### [WHAT IS REQUIRED]
Repeat all of the material below exactly as written, images excluded.

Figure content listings
####################
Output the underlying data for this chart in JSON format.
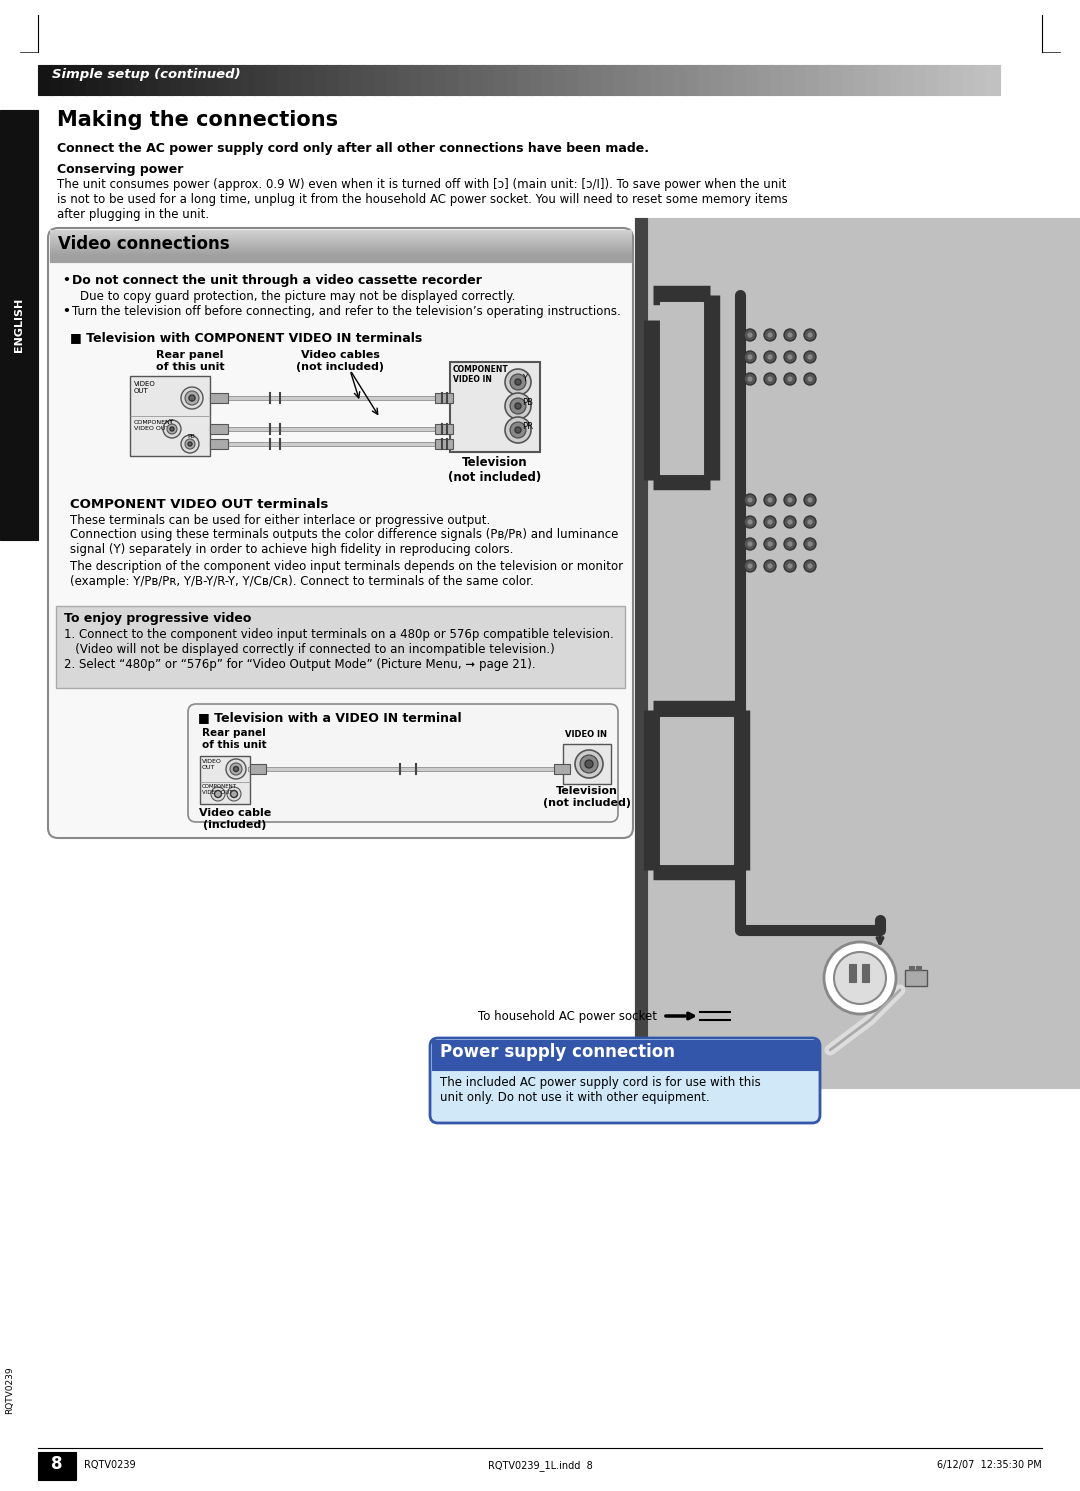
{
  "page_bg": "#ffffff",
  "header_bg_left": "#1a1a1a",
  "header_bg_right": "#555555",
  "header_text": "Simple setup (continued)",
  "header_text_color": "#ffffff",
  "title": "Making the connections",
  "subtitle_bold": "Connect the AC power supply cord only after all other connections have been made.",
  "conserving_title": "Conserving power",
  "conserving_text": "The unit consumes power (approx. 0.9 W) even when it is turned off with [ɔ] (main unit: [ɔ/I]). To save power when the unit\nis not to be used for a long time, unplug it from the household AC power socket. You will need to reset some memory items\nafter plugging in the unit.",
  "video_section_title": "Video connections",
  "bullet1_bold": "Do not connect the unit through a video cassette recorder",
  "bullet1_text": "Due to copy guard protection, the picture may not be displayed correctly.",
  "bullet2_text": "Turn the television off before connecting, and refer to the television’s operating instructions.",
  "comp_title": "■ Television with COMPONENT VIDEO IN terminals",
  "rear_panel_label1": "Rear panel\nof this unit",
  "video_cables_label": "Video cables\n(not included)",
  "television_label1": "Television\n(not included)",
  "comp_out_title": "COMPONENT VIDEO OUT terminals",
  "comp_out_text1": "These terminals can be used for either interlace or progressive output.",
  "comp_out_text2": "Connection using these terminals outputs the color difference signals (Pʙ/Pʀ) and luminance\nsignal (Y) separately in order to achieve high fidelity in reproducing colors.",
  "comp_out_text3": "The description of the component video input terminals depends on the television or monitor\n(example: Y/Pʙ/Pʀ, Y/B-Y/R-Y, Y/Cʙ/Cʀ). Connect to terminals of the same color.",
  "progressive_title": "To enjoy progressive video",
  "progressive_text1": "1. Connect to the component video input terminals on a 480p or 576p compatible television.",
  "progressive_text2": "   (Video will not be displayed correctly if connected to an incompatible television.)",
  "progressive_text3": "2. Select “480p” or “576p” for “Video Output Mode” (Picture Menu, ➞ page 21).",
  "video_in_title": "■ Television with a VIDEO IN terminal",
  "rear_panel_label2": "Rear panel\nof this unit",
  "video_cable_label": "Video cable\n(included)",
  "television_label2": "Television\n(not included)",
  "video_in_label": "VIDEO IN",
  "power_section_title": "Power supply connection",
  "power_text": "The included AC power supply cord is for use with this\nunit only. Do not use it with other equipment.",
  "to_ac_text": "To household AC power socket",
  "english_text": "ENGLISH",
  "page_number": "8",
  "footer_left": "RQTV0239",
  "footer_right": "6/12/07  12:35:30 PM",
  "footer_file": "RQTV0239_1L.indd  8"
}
####################
### [EXERCISE ANSWER]
Output the underlying data for this chart in JSON format.
{
  "page_bg": "#ffffff",
  "header_bg_left": "#1a1a1a",
  "header_bg_right": "#555555",
  "header_text": "Simple setup (continued)",
  "header_text_color": "#ffffff",
  "title": "Making the connections",
  "subtitle_bold": "Connect the AC power supply cord only after all other connections have been made.",
  "conserving_title": "Conserving power",
  "conserving_text": "The unit consumes power (approx. 0.9 W) even when it is turned off with [ɔ] (main unit: [ɔ/I]). To save power when the unit\nis not to be used for a long time, unplug it from the household AC power socket. You will need to reset some memory items\nafter plugging in the unit.",
  "video_section_title": "Video connections",
  "bullet1_bold": "Do not connect the unit through a video cassette recorder",
  "bullet1_text": "Due to copy guard protection, the picture may not be displayed correctly.",
  "bullet2_text": "Turn the television off before connecting, and refer to the television’s operating instructions.",
  "comp_title": "■ Television with COMPONENT VIDEO IN terminals",
  "rear_panel_label1": "Rear panel\nof this unit",
  "video_cables_label": "Video cables\n(not included)",
  "television_label1": "Television\n(not included)",
  "comp_out_title": "COMPONENT VIDEO OUT terminals",
  "comp_out_text1": "These terminals can be used for either interlace or progressive output.",
  "comp_out_text2": "Connection using these terminals outputs the color difference signals (Pʙ/Pʀ) and luminance\nsignal (Y) separately in order to achieve high fidelity in reproducing colors.",
  "comp_out_text3": "The description of the component video input terminals depends on the television or monitor\n(example: Y/Pʙ/Pʀ, Y/B-Y/R-Y, Y/Cʙ/Cʀ). Connect to terminals of the same color.",
  "progressive_title": "To enjoy progressive video",
  "progressive_text1": "1. Connect to the component video input terminals on a 480p or 576p compatible television.",
  "progressive_text2": "   (Video will not be displayed correctly if connected to an incompatible television.)",
  "progressive_text3": "2. Select “480p” or “576p” for “Video Output Mode” (Picture Menu, ➞ page 21).",
  "video_in_title": "■ Television with a VIDEO IN terminal",
  "rear_panel_label2": "Rear panel\nof this unit",
  "video_cable_label": "Video cable\n(included)",
  "television_label2": "Television\n(not included)",
  "video_in_label": "VIDEO IN",
  "power_section_title": "Power supply connection",
  "power_text": "The included AC power supply cord is for use with this\nunit only. Do not use it with other equipment.",
  "to_ac_text": "To household AC power socket",
  "english_text": "ENGLISH",
  "page_number": "8",
  "footer_left": "RQTV0239",
  "footer_right": "6/12/07  12:35:30 PM",
  "footer_file": "RQTV0239_1L.indd  8"
}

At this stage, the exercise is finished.